**REQUEST**
Set down the full listing exactly as given. Any pictures are to be left out.

**STORED RECORDS**
______________________________

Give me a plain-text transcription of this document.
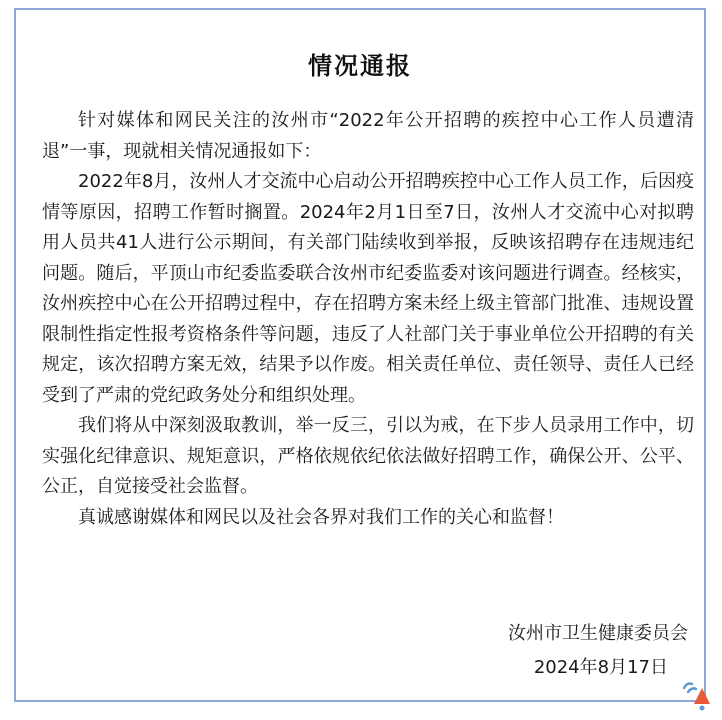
情况通报

针对媒体和网民关注的汝州市“2022年公开招聘的疾控中心工作人员遭清退”一事，现就相关情况通报如下：

2022年8月，汝州人才交流中心启动公开招聘疾控中心工作人员工作，后因疫情等原因，招聘工作暂时搁置。2024年2月1日至7日，汝州人才交流中心对拟聘用人员共41人进行公示期间，有关部门陆续收到举报，反映该招聘存在违规违纪问题。随后，平顶山市纪委监委联合汝州市纪委监委对该问题进行调查。经核实，汝州疾控中心在公开招聘过程中，存在招聘方案未经上级主管部门批准、违规设置限制性指定性报考资格条件等问题，违反了人社部门关于事业单位公开招聘的有关规定，该次招聘方案无效，结果予以作废。相关责任单位、责任领导、责任人已经受到了严肃的党纪政务处分和组织处理。

我们将从中深刻汲取教训，举一反三，引以为戒，在下步人员录用工作中，切实强化纪律意识、规矩意识，严格依规依纪依法做好招聘工作，确保公开、公平、公正，自觉接受社会监督。

真诚感谢媒体和网民以及社会各界对我们工作的关心和监督！

汝州市卫生健康委员会
2024年8月17日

______________________________

**REPLY**
Give me a plain-text transcription of this document.
情况通报

针对媒体和网民关注的汝州市“2022年公开招聘的疾控中心工作人员遭清退”一事，现就相关情况通报如下：

2022年8月，汝州人才交流中心启动公开招聘疾控中心工作人员工作，后因疫情等原因，招聘工作暂时搁置。2024年2月1日至7日，汝州人才交流中心对拟聘用人员共41人进行公示期间，有关部门陆续收到举报，反映该招聘存在违规违纪问题。随后，平顶山市纪委监委联合汝州市纪委监委对该问题进行调查。经核实，汝州疾控中心在公开招聘过程中，存在招聘方案未经上级主管部门批准、违规设置限制性指定性报考资格条件等问题，违反了人社部门关于事业单位公开招聘的有关规定，该次招聘方案无效，结果予以作废。相关责任单位、责任领导、责任人已经受到了严肃的党纪政务处分和组织处理。

我们将从中深刻汲取教训，举一反三，引以为戒，在下步人员录用工作中，切实强化纪律意识、规矩意识，严格依规依纪依法做好招聘工作，确保公开、公平、公正，自觉接受社会监督。

真诚感谢媒体和网民以及社会各界对我们工作的关心和监督！

汝州市卫生健康委员会
2024年8月17日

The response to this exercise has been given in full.